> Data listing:
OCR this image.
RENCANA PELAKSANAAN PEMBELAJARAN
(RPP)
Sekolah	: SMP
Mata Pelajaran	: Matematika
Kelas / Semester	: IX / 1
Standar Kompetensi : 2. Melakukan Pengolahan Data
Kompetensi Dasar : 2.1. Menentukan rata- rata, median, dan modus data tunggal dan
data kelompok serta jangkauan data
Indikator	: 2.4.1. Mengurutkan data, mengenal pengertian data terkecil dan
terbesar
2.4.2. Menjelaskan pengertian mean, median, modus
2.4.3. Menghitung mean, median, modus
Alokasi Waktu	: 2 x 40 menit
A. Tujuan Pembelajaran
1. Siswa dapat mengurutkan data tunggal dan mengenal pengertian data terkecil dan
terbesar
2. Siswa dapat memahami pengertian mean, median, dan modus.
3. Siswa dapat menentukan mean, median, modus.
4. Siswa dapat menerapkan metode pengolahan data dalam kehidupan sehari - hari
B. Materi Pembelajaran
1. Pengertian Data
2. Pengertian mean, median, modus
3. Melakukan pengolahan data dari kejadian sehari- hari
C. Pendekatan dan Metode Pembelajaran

---

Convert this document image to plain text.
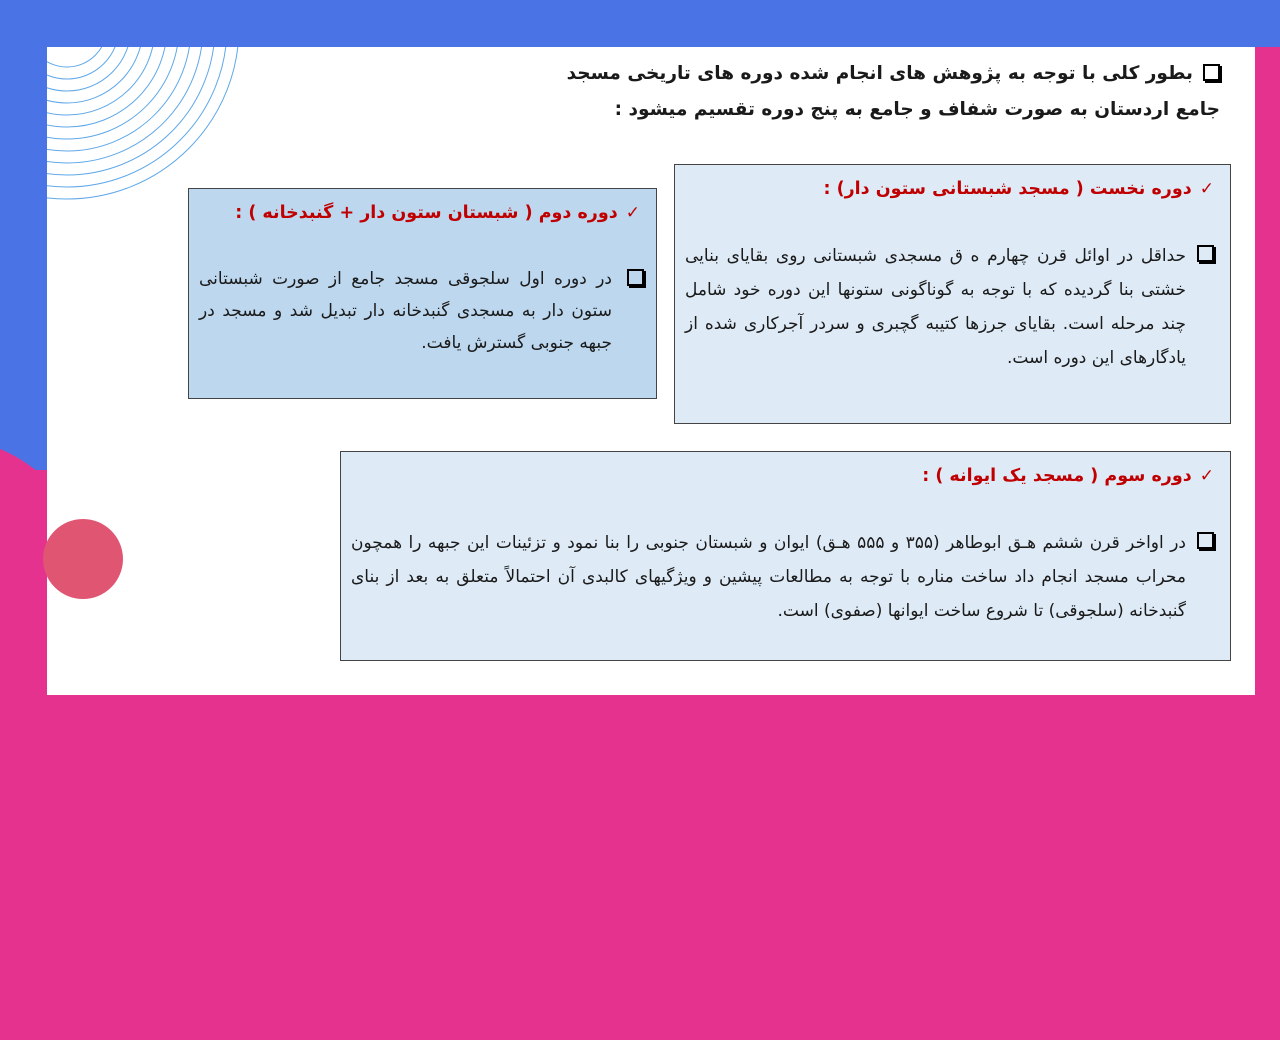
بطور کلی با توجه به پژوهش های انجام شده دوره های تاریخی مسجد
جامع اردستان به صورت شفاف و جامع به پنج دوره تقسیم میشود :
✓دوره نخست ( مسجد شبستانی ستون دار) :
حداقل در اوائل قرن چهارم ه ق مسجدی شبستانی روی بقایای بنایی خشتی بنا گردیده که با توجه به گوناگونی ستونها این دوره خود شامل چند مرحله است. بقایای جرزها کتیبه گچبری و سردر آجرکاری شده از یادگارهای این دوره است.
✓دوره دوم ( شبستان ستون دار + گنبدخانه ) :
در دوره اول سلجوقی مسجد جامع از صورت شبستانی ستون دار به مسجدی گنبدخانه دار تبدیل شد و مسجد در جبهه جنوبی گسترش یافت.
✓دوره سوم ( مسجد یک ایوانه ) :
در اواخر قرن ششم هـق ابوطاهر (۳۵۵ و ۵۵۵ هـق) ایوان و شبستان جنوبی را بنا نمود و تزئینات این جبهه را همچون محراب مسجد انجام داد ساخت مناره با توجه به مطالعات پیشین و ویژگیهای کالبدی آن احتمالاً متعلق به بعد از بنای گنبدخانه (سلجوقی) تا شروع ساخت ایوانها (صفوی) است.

> Job: Across the records above, count the lines holding "tunggal" and reply with that number alone.

> Exercise output: 2